> [Problem statement]:
Check each line of the listing below for the string "засоби", and give only how many lines hold it.

> [Saved entries]:
(begin)

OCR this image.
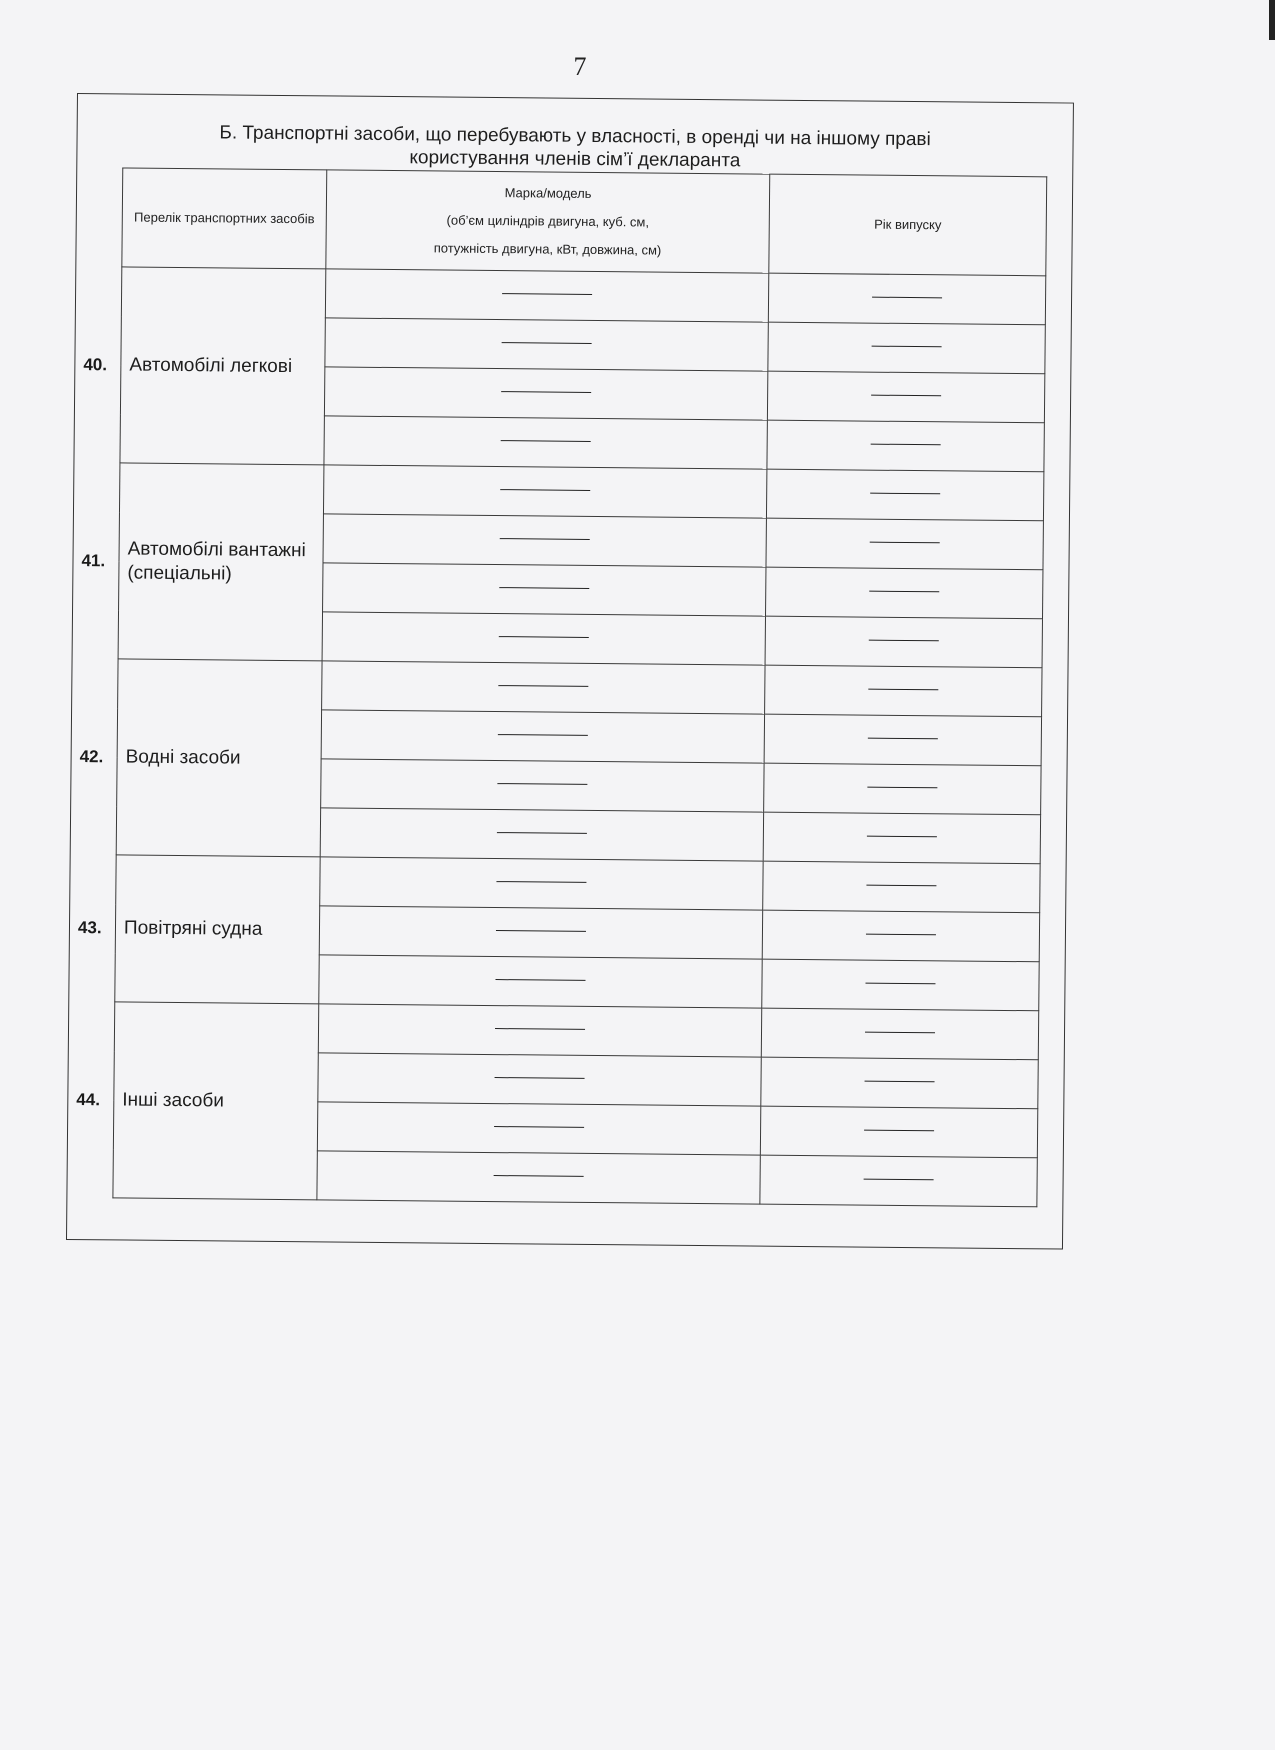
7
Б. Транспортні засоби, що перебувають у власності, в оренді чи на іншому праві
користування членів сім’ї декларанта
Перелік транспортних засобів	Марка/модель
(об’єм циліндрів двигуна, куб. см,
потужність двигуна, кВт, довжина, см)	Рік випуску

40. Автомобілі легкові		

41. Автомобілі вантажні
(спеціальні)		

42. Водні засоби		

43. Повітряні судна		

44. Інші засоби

(end)

> [Response]:
3